#### Given exercise
Please rewrite all of the material below with "disc-shaped" changed to "round" and everything else left the same.

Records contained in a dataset
______

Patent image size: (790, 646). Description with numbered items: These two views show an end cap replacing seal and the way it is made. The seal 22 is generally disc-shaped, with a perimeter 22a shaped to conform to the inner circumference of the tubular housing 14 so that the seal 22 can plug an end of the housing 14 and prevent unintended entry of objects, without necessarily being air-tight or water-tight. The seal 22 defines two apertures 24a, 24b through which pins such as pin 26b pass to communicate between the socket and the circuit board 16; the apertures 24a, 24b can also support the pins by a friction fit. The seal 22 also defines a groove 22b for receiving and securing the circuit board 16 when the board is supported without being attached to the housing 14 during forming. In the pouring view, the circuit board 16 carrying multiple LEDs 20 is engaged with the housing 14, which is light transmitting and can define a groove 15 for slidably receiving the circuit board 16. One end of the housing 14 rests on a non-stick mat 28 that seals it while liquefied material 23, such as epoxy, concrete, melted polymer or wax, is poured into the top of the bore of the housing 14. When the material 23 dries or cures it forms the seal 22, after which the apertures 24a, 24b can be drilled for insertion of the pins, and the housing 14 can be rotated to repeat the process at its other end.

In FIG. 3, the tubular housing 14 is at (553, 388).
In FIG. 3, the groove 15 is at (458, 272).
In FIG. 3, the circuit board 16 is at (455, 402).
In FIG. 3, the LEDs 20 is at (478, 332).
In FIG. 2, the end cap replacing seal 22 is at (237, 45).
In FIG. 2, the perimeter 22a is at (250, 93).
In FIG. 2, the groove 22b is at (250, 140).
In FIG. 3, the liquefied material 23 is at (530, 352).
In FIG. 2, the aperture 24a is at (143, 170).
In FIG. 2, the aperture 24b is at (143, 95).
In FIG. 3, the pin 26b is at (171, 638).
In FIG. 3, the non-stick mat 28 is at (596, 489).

______

#### Solved problem
Patent image size: (790, 646). Description with numbered items: These two views show an end cap replacing seal and the way it is made. The seal 22 is generally round, with a perimeter 22a shaped to conform to the inner circumference of the tubular housing 14 so that the seal 22 can plug an end of the housing 14 and prevent unintended entry of objects, without necessarily being air-tight or water-tight. The seal 22 defines two apertures 24a, 24b through which pins such as pin 26b pass to communicate between the socket and the circuit board 16; the apertures 24a, 24b can also support the pins by a friction fit. The seal 22 also defines a groove 22b for receiving and securing the circuit board 16 when the board is supported without being attached to the housing 14 during forming. In the pouring view, the circuit board 16 carrying multiple LEDs 20 is engaged with the housing 14, which is light transmitting and can define a groove 15 for slidably receiving the circuit board 16. One end of the housing 14 rests on a non-stick mat 28 that seals it while liquefied material 23, such as epoxy, concrete, melted polymer or wax, is poured into the top of the bore of the housing 14. When the material 23 dries or cures it forms the seal 22, after which the apertures 24a, 24b can be drilled for insertion of the pins, and the housing 14 can be rotated to repeat the process at its other end.

In FIG. 3, the tubular housing 14 is at (553, 388).
In FIG. 3, the groove 15 is at (458, 272).
In FIG. 3, the circuit board 16 is at (455, 402).
In FIG. 3, the LEDs 20 is at (478, 332).
In FIG. 2, the end cap replacing seal 22 is at (237, 45).
In FIG. 2, the perimeter 22a is at (250, 93).
In FIG. 2, the groove 22b is at (250, 140).
In FIG. 3, the liquefied material 23 is at (530, 352).
In FIG. 2, the aperture 24a is at (143, 170).
In FIG. 2, the aperture 24b is at (143, 95).
In FIG. 3, the pin 26b is at (171, 638).
In FIG. 3, the non-stick mat 28 is at (596, 489).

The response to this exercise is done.